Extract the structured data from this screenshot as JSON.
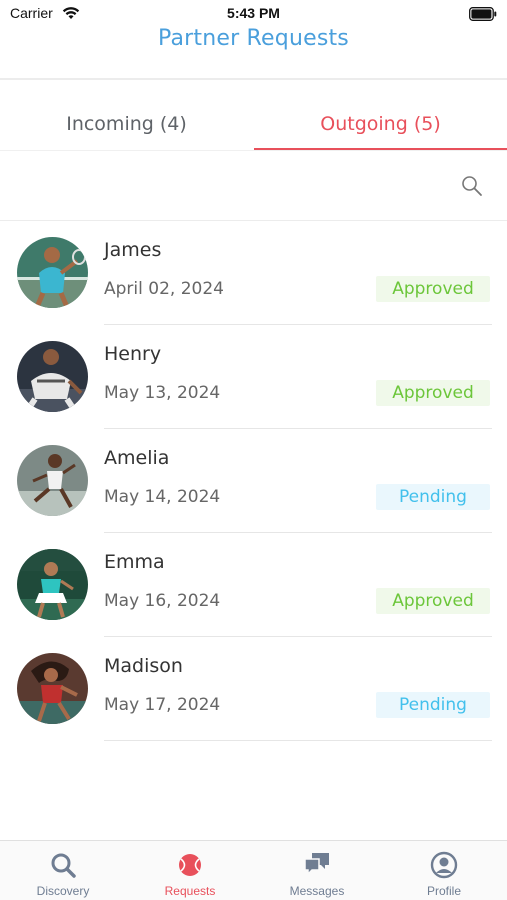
{
  "status_bar": {
    "carrier": "Carrier",
    "time": "5:43 PM"
  },
  "header": {
    "title": "Partner Requests"
  },
  "tabs": [
    {
      "label": "Incoming (4)",
      "active": false
    },
    {
      "label": "Outgoing (5)",
      "active": true
    }
  ],
  "accent_color": "#e8505b",
  "title_color": "#4a9fdc",
  "requests": [
    {
      "name": "James",
      "date": "April 02, 2024",
      "status": "Approved"
    },
    {
      "name": "Henry",
      "date": "May 13, 2024",
      "status": "Approved"
    },
    {
      "name": "Amelia",
      "date": "May 14, 2024",
      "status": "Pending"
    },
    {
      "name": "Emma",
      "date": "May 16, 2024",
      "status": "Approved"
    },
    {
      "name": "Madison",
      "date": "May 17, 2024",
      "status": "Pending"
    }
  ],
  "status_colors": {
    "Approved": "#6cc63a",
    "Pending": "#42c0ec"
  },
  "tabbar": [
    {
      "label": "Discovery",
      "icon": "search-icon",
      "active": false
    },
    {
      "label": "Requests",
      "icon": "tennis-ball-icon",
      "active": true
    },
    {
      "label": "Messages",
      "icon": "chat-bubbles-icon",
      "active": false
    },
    {
      "label": "Profile",
      "icon": "user-circle-icon",
      "active": false
    }
  ]
}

━━━━━━━━━━━━━━━━━━━━

### Written instruction
With the pictures omitted, reproduce the records in full and exactly.

### Solution for this problem
Extract the structured data from this screenshot as JSON.
{
  "status_bar": {
    "carrier": "Carrier",
    "time": "5:43 PM"
  },
  "header": {
    "title": "Partner Requests"
  },
  "tabs": [
    {
      "label": "Incoming (4)",
      "active": false
    },
    {
      "label": "Outgoing (5)",
      "active": true
    }
  ],
  "accent_color": "#e8505b",
  "title_color": "#4a9fdc",
  "requests": [
    {
      "name": "James",
      "date": "April 02, 2024",
      "status": "Approved"
    },
    {
      "name": "Henry",
      "date": "May 13, 2024",
      "status": "Approved"
    },
    {
      "name": "Amelia",
      "date": "May 14, 2024",
      "status": "Pending"
    },
    {
      "name": "Emma",
      "date": "May 16, 2024",
      "status": "Approved"
    },
    {
      "name": "Madison",
      "date": "May 17, 2024",
      "status": "Pending"
    }
  ],
  "status_colors": {
    "Approved": "#6cc63a",
    "Pending": "#42c0ec"
  },
  "tabbar": [
    {
      "label": "Discovery",
      "icon": "search-icon",
      "active": false
    },
    {
      "label": "Requests",
      "icon": "tennis-ball-icon",
      "active": true
    },
    {
      "label": "Messages",
      "icon": "chat-bubbles-icon",
      "active": false
    },
    {
      "label": "Profile",
      "icon": "user-circle-icon",
      "active": false
    }
  ]
}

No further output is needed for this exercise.